:: Stated problem ::
Copy all of the material below exactly.

:: Task material ::

######

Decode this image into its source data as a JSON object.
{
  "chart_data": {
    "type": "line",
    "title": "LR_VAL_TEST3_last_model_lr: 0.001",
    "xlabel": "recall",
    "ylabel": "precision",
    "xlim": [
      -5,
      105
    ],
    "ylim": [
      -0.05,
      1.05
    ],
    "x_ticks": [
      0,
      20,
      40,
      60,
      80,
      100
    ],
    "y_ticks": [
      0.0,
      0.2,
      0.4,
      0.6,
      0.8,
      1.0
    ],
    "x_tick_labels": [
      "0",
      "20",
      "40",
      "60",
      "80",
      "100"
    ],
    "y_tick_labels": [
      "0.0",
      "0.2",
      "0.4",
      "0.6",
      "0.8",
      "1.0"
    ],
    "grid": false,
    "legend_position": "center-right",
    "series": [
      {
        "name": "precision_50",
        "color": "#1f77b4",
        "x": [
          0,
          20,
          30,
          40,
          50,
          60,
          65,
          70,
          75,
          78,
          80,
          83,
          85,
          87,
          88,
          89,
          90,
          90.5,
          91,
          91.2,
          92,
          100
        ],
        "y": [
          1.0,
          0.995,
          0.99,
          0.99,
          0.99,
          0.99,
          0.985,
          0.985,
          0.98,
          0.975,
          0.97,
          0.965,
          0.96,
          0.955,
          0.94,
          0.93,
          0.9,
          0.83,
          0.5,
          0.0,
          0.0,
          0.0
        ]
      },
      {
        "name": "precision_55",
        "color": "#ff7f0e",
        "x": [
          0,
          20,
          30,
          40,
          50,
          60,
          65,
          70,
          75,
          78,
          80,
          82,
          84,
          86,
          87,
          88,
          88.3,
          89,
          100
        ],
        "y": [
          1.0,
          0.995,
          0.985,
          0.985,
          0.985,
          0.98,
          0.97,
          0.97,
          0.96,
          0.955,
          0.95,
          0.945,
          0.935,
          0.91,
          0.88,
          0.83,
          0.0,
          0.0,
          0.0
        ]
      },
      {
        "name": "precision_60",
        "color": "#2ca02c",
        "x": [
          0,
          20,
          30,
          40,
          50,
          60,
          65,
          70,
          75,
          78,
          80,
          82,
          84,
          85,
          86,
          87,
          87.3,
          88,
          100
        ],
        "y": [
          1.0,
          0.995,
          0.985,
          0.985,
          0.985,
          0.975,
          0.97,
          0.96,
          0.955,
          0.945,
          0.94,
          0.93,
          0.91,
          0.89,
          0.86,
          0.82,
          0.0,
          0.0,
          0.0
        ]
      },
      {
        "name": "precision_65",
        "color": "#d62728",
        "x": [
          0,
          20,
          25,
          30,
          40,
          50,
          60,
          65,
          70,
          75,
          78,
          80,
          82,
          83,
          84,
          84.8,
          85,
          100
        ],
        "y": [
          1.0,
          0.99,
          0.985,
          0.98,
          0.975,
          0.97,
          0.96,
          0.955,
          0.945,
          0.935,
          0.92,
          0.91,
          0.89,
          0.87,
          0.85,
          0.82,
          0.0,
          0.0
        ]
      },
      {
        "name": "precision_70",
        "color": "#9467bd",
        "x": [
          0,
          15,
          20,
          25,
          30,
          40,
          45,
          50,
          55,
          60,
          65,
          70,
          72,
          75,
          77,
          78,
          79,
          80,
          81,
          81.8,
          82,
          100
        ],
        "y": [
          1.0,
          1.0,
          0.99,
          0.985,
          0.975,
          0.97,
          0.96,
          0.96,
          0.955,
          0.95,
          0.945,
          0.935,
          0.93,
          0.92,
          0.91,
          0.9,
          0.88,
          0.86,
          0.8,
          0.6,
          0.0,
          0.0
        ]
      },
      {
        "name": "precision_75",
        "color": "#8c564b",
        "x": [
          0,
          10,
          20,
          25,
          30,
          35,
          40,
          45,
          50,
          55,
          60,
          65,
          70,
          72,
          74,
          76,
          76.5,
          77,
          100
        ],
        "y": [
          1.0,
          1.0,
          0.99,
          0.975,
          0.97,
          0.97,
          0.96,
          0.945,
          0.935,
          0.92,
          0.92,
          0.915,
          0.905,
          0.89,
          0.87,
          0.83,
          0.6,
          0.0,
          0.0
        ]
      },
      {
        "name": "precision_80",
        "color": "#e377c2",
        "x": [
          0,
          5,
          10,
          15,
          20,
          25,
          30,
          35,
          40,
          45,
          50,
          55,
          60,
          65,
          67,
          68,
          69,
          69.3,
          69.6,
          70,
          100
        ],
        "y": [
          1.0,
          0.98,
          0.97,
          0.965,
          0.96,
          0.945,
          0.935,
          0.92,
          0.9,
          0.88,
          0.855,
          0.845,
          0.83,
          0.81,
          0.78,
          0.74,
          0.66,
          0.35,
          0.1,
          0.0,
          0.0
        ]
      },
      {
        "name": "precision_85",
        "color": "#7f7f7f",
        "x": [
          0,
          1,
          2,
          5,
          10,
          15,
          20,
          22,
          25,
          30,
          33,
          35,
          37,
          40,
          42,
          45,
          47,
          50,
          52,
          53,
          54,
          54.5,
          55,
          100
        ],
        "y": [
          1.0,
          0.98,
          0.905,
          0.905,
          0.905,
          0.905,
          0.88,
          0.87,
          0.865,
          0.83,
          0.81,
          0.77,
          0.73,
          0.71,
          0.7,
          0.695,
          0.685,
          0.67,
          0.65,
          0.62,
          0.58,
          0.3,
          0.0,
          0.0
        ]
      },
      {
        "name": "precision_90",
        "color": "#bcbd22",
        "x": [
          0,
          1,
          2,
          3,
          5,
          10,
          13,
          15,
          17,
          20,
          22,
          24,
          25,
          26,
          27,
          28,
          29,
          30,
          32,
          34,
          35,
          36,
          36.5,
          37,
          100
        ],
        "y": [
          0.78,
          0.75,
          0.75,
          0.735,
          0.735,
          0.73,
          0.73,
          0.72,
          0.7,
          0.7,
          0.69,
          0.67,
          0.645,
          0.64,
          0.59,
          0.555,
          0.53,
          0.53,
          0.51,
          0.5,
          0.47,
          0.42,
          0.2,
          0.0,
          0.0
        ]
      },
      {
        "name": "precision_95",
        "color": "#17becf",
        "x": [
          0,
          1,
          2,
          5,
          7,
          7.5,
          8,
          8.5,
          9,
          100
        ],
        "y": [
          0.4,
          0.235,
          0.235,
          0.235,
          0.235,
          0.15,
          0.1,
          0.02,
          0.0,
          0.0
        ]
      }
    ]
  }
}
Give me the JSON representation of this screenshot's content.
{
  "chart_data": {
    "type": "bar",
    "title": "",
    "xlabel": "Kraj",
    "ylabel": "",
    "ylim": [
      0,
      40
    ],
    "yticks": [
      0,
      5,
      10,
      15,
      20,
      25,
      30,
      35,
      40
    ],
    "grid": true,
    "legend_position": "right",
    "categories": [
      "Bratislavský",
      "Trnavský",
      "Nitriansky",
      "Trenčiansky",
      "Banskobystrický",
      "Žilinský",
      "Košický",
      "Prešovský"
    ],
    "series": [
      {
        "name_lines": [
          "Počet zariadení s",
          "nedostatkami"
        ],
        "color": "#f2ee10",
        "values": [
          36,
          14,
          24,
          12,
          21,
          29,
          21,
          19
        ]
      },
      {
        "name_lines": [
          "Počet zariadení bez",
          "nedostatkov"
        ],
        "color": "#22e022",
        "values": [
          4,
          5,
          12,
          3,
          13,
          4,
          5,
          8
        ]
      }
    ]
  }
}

######

:: Output for this exercise ::
Decode this image into its source data as a JSON object.
{
  "chart_data": {
    "type": "line",
    "title": "LR_VAL_TEST3_last_model_lr: 0.001",
    "xlabel": "recall",
    "ylabel": "precision",
    "xlim": [
      -5,
      105
    ],
    "ylim": [
      -0.05,
      1.05
    ],
    "x_ticks": [
      0,
      20,
      40,
      60,
      80,
      100
    ],
    "y_ticks": [
      0.0,
      0.2,
      0.4,
      0.6,
      0.8,
      1.0
    ],
    "x_tick_labels": [
      "0",
      "20",
      "40",
      "60",
      "80",
      "100"
    ],
    "y_tick_labels": [
      "0.0",
      "0.2",
      "0.4",
      "0.6",
      "0.8",
      "1.0"
    ],
    "grid": false,
    "legend_position": "center-right",
    "series": [
      {
        "name": "precision_50",
        "color": "#1f77b4",
        "x": [
          0,
          20,
          30,
          40,
          50,
          60,
          65,
          70,
          75,
          78,
          80,
          83,
          85,
          87,
          88,
          89,
          90,
          90.5,
          91,
          91.2,
          92,
          100
        ],
        "y": [
          1.0,
          0.995,
          0.99,
          0.99,
          0.99,
          0.99,
          0.985,
          0.985,
          0.98,
          0.975,
          0.97,
          0.965,
          0.96,
          0.955,
          0.94,
          0.93,
          0.9,
          0.83,
          0.5,
          0.0,
          0.0,
          0.0
        ]
      },
      {
        "name": "precision_55",
        "color": "#ff7f0e",
        "x": [
          0,
          20,
          30,
          40,
          50,
          60,
          65,
          70,
          75,
          78,
          80,
          82,
          84,
          86,
          87,
          88,
          88.3,
          89,
          100
        ],
        "y": [
          1.0,
          0.995,
          0.985,
          0.985,
          0.985,
          0.98,
          0.97,
          0.97,
          0.96,
          0.955,
          0.95,
          0.945,
          0.935,
          0.91,
          0.88,
          0.83,
          0.0,
          0.0,
          0.0
        ]
      },
      {
        "name": "precision_60",
        "color": "#2ca02c",
        "x": [
          0,
          20,
          30,
          40,
          50,
          60,
          65,
          70,
          75,
          78,
          80,
          82,
          84,
          85,
          86,
          87,
          87.3,
          88,
          100
        ],
        "y": [
          1.0,
          0.995,
          0.985,
          0.985,
          0.985,
          0.975,
          0.97,
          0.96,
          0.955,
          0.945,
          0.94,
          0.93,
          0.91,
          0.89,
          0.86,
          0.82,
          0.0,
          0.0,
          0.0
        ]
      },
      {
        "name": "precision_65",
        "color": "#d62728",
        "x": [
          0,
          20,
          25,
          30,
          40,
          50,
          60,
          65,
          70,
          75,
          78,
          80,
          82,
          83,
          84,
          84.8,
          85,
          100
        ],
        "y": [
          1.0,
          0.99,
          0.985,
          0.98,
          0.975,
          0.97,
          0.96,
          0.955,
          0.945,
          0.935,
          0.92,
          0.91,
          0.89,
          0.87,
          0.85,
          0.82,
          0.0,
          0.0
        ]
      },
      {
        "name": "precision_70",
        "color": "#9467bd",
        "x": [
          0,
          15,
          20,
          25,
          30,
          40,
          45,
          50,
          55,
          60,
          65,
          70,
          72,
          75,
          77,
          78,
          79,
          80,
          81,
          81.8,
          82,
          100
        ],
        "y": [
          1.0,
          1.0,
          0.99,
          0.985,
          0.975,
          0.97,
          0.96,
          0.96,
          0.955,
          0.95,
          0.945,
          0.935,
          0.93,
          0.92,
          0.91,
          0.9,
          0.88,
          0.86,
          0.8,
          0.6,
          0.0,
          0.0
        ]
      },
      {
        "name": "precision_75",
        "color": "#8c564b",
        "x": [
          0,
          10,
          20,
          25,
          30,
          35,
          40,
          45,
          50,
          55,
          60,
          65,
          70,
          72,
          74,
          76,
          76.5,
          77,
          100
        ],
        "y": [
          1.0,
          1.0,
          0.99,
          0.975,
          0.97,
          0.97,
          0.96,
          0.945,
          0.935,
          0.92,
          0.92,
          0.915,
          0.905,
          0.89,
          0.87,
          0.83,
          0.6,
          0.0,
          0.0
        ]
      },
      {
        "name": "precision_80",
        "color": "#e377c2",
        "x": [
          0,
          5,
          10,
          15,
          20,
          25,
          30,
          35,
          40,
          45,
          50,
          55,
          60,
          65,
          67,
          68,
          69,
          69.3,
          69.6,
          70,
          100
        ],
        "y": [
          1.0,
          0.98,
          0.97,
          0.965,
          0.96,
          0.945,
          0.935,
          0.92,
          0.9,
          0.88,
          0.855,
          0.845,
          0.83,
          0.81,
          0.78,
          0.74,
          0.66,
          0.35,
          0.1,
          0.0,
          0.0
        ]
      },
      {
        "name": "precision_85",
        "color": "#7f7f7f",
        "x": [
          0,
          1,
          2,
          5,
          10,
          15,
          20,
          22,
          25,
          30,
          33,
          35,
          37,
          40,
          42,
          45,
          47,
          50,
          52,
          53,
          54,
          54.5,
          55,
          100
        ],
        "y": [
          1.0,
          0.98,
          0.905,
          0.905,
          0.905,
          0.905,
          0.88,
          0.87,
          0.865,
          0.83,
          0.81,
          0.77,
          0.73,
          0.71,
          0.7,
          0.695,
          0.685,
          0.67,
          0.65,
          0.62,
          0.58,
          0.3,
          0.0,
          0.0
        ]
      },
      {
        "name": "precision_90",
        "color": "#bcbd22",
        "x": [
          0,
          1,
          2,
          3,
          5,
          10,
          13,
          15,
          17,
          20,
          22,
          24,
          25,
          26,
          27,
          28,
          29,
          30,
          32,
          34,
          35,
          36,
          36.5,
          37,
          100
        ],
        "y": [
          0.78,
          0.75,
          0.75,
          0.735,
          0.735,
          0.73,
          0.73,
          0.72,
          0.7,
          0.7,
          0.69,
          0.67,
          0.645,
          0.64,
          0.59,
          0.555,
          0.53,
          0.53,
          0.51,
          0.5,
          0.47,
          0.42,
          0.2,
          0.0,
          0.0
        ]
      },
      {
        "name": "precision_95",
        "color": "#17becf",
        "x": [
          0,
          1,
          2,
          5,
          7,
          7.5,
          8,
          8.5,
          9,
          100
        ],
        "y": [
          0.4,
          0.235,
          0.235,
          0.235,
          0.235,
          0.15,
          0.1,
          0.02,
          0.0,
          0.0
        ]
      }
    ]
  }
}
Give me the JSON representation of this screenshot's content.
{
  "chart_data": {
    "type": "bar",
    "title": "",
    "xlabel": "Kraj",
    "ylabel": "",
    "ylim": [
      0,
      40
    ],
    "yticks": [
      0,
      5,
      10,
      15,
      20,
      25,
      30,
      35,
      40
    ],
    "grid": true,
    "legend_position": "right",
    "categories": [
      "Bratislavský",
      "Trnavský",
      "Nitriansky",
      "Trenčiansky",
      "Banskobystrický",
      "Žilinský",
      "Košický",
      "Prešovský"
    ],
    "series": [
      {
        "name_lines": [
          "Počet zariadení s",
          "nedostatkami"
        ],
        "color": "#f2ee10",
        "values": [
          36,
          14,
          24,
          12,
          21,
          29,
          21,
          19
        ]
      },
      {
        "name_lines": [
          "Počet zariadení bez",
          "nedostatkov"
        ],
        "color": "#22e022",
        "values": [
          4,
          5,
          12,
          3,
          13,
          4,
          5,
          8
        ]
      }
    ]
  }
}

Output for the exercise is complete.